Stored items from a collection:
+ + + + + + +

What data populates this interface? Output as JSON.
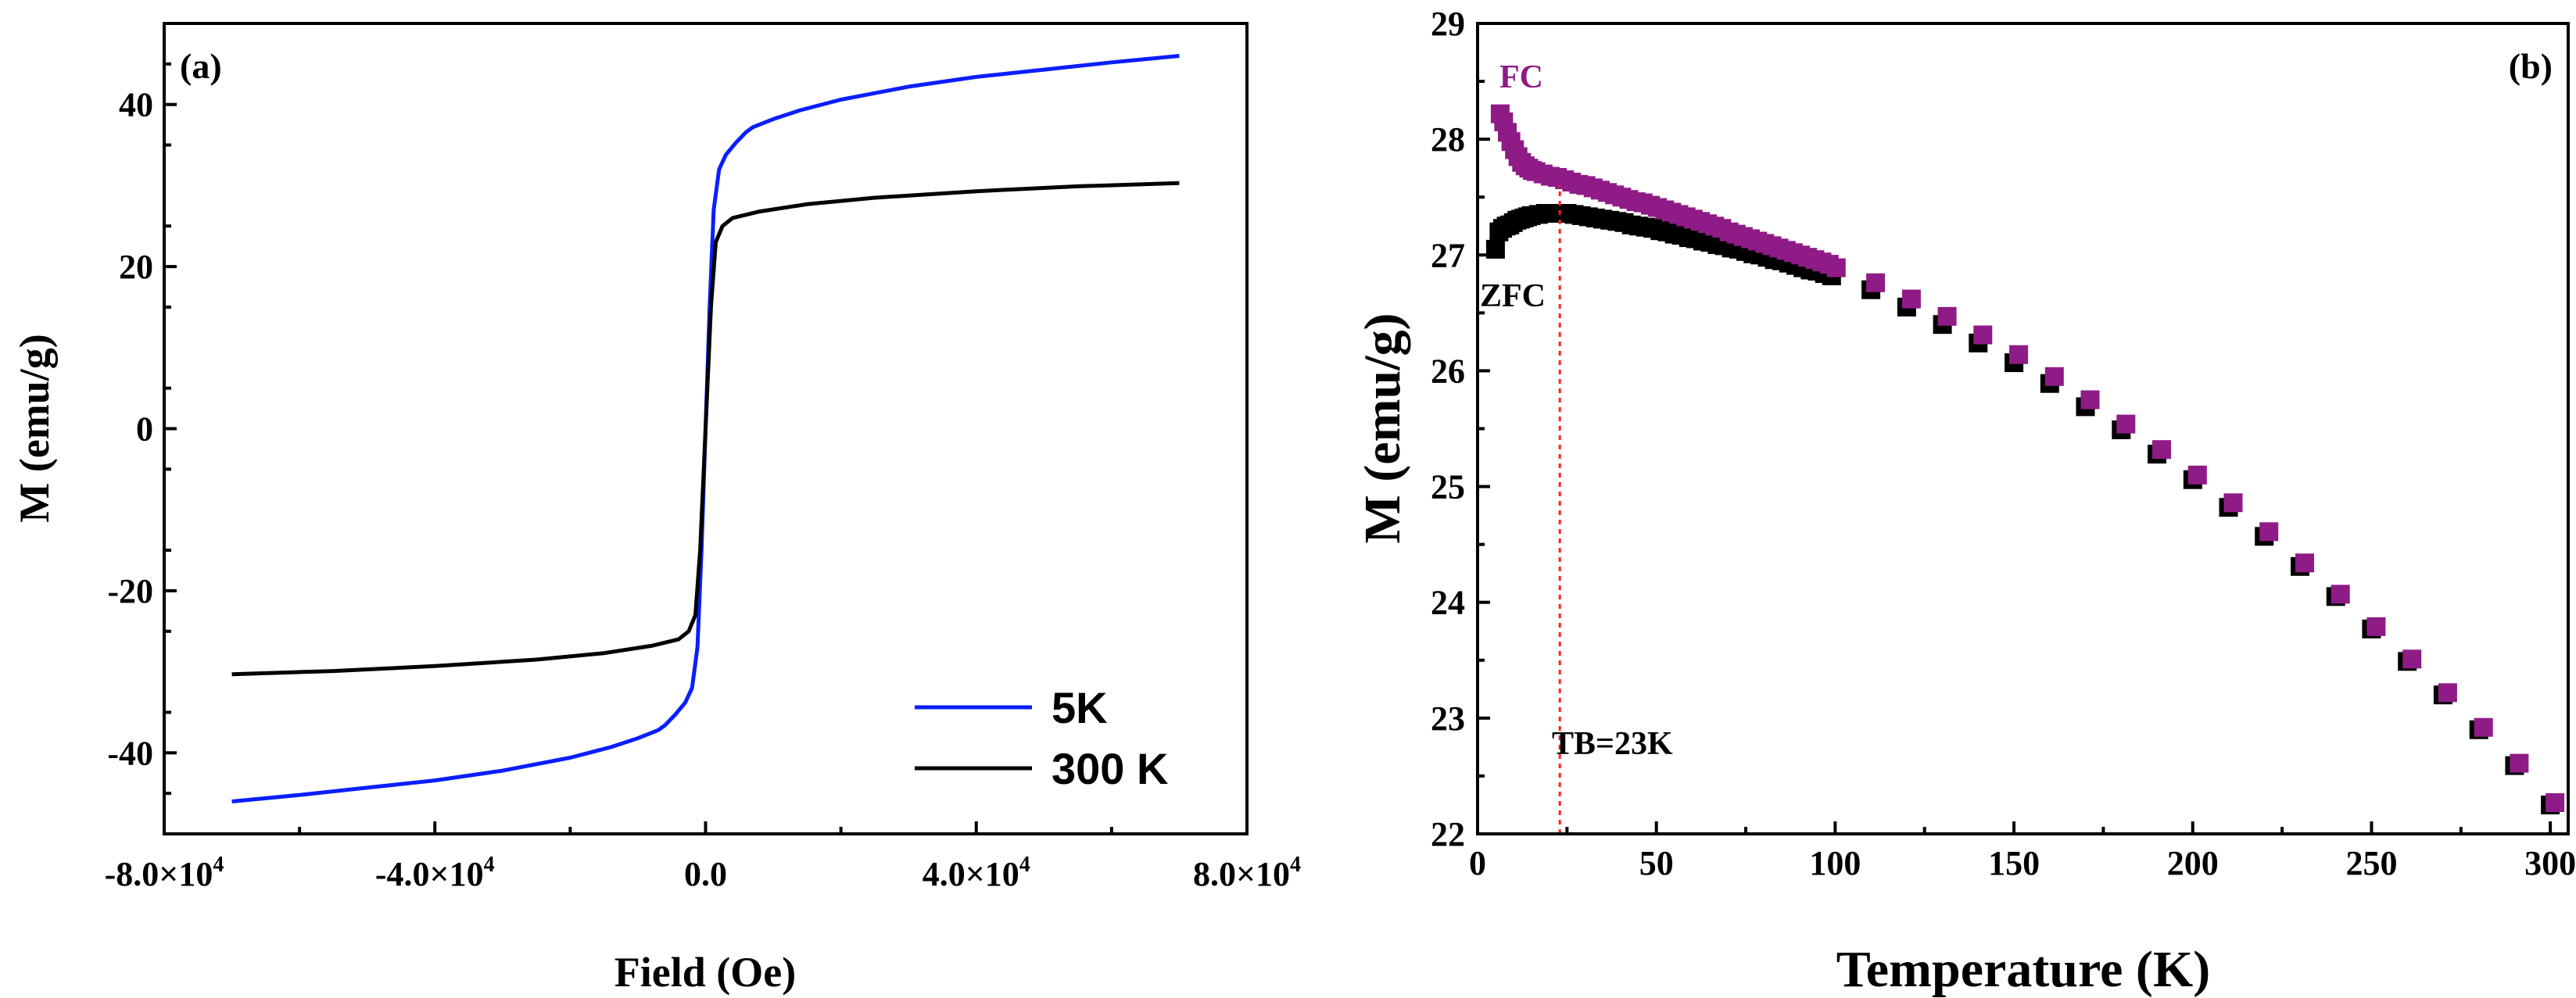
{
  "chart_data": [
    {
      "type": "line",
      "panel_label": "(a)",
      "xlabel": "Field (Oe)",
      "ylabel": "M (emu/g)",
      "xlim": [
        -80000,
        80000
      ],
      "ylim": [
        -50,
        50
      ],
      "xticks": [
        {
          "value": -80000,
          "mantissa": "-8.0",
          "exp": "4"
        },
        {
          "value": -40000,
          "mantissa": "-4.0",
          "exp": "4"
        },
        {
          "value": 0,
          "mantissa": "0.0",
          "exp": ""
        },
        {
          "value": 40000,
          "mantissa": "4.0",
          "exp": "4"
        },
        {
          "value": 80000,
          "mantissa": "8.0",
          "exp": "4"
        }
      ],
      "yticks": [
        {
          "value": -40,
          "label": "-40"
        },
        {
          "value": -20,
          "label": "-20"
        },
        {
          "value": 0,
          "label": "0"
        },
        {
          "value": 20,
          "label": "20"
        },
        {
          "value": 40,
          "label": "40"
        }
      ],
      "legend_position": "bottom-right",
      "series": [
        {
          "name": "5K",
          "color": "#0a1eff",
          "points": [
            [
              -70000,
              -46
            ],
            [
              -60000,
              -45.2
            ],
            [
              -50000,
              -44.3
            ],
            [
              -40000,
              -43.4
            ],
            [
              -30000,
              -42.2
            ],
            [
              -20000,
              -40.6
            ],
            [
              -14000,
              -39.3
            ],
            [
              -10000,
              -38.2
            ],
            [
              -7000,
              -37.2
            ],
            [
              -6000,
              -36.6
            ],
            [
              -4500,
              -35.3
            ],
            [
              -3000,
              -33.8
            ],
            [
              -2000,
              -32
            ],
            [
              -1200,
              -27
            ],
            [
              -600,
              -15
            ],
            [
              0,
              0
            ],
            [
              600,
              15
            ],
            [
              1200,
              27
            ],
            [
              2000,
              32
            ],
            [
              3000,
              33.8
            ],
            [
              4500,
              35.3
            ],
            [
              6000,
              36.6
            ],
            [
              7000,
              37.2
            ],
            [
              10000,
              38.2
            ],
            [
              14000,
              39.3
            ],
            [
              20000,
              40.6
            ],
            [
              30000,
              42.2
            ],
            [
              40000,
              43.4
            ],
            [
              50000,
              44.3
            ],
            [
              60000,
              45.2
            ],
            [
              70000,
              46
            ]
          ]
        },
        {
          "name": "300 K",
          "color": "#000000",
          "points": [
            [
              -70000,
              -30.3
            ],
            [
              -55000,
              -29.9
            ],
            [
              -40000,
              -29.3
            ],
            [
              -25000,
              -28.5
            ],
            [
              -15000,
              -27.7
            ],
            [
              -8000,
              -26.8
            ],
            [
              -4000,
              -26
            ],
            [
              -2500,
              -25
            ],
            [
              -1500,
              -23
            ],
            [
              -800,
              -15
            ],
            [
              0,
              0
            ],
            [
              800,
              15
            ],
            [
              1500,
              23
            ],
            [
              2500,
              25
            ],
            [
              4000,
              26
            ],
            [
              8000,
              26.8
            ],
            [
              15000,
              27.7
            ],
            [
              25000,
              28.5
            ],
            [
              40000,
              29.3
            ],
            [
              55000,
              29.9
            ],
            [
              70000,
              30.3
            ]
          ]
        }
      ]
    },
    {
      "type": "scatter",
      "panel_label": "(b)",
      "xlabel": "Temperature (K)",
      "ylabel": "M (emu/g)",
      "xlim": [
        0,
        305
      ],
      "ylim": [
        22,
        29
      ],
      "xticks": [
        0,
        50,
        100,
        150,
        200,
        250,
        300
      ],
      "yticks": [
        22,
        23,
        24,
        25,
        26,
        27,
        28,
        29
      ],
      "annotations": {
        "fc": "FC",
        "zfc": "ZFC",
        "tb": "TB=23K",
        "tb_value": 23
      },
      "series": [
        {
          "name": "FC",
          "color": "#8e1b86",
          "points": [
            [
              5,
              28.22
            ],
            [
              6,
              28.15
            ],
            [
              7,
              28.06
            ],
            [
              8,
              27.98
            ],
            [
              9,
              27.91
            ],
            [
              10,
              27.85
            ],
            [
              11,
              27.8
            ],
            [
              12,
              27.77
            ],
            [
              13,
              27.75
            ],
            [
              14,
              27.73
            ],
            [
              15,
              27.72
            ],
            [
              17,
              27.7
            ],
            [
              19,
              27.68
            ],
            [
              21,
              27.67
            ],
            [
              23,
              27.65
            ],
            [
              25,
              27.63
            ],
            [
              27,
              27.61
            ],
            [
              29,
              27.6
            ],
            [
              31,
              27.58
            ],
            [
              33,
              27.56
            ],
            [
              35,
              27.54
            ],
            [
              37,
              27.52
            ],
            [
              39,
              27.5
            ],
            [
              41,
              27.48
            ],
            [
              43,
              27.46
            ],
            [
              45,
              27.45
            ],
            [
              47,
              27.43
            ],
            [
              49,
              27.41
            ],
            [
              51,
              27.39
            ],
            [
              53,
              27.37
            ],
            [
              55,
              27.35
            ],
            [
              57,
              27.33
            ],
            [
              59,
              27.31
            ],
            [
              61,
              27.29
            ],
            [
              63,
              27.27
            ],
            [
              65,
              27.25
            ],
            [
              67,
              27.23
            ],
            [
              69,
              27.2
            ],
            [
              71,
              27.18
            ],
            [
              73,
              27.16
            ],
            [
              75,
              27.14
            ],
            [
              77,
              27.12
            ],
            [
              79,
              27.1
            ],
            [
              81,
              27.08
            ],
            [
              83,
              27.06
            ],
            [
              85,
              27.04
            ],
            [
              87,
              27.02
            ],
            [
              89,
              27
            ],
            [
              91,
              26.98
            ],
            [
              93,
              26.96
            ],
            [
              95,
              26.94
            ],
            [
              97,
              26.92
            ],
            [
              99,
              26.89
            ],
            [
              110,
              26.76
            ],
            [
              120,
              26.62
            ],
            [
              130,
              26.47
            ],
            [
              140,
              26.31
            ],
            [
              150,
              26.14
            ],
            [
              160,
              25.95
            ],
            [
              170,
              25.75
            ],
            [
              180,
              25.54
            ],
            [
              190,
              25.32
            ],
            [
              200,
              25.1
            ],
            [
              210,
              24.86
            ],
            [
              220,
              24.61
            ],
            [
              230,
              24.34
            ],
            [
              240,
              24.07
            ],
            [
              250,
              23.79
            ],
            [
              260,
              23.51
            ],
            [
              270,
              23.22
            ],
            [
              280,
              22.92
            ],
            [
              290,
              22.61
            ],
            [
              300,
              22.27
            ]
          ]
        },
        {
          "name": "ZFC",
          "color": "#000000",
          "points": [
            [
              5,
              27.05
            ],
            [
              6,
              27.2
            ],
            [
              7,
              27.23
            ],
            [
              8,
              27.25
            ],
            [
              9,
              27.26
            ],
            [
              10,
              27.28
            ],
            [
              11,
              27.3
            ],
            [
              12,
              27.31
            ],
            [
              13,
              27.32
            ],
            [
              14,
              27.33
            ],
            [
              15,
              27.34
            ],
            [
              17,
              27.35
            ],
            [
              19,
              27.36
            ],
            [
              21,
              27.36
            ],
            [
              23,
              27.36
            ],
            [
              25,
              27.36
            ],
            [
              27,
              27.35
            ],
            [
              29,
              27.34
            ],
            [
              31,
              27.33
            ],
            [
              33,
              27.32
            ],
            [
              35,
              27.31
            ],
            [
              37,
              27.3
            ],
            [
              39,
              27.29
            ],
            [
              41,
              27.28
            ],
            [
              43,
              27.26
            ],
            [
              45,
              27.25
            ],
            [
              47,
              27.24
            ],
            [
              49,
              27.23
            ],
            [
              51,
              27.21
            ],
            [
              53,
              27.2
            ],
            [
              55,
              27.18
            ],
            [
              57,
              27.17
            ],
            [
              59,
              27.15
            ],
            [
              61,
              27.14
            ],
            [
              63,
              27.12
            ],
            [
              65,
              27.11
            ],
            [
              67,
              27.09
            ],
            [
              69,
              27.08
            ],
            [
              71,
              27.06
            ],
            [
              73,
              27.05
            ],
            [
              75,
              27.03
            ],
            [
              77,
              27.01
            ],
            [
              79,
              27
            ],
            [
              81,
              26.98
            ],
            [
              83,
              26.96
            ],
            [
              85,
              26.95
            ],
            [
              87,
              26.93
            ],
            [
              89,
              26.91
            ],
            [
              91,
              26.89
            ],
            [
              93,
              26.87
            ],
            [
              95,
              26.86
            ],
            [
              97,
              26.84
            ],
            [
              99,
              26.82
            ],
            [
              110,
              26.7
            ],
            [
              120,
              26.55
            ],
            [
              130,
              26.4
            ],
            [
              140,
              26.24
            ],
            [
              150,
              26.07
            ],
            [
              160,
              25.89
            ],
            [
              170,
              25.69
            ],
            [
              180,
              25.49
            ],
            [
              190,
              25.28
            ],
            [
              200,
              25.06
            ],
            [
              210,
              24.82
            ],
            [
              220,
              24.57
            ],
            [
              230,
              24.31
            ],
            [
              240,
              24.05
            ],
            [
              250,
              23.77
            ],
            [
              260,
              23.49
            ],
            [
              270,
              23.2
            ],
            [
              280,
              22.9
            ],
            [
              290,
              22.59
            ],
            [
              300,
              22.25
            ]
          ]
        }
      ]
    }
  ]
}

+ + + + + + +

* **What you have to do**:
Which lines hold the word "mantissa"? Copy all of them.

* **Final result**:
          "mantissa": "-8.0",
          "mantissa": "-4.0",
          "mantissa": "0.0",
          "mantissa": "4.0",
          "mantissa": "8.0",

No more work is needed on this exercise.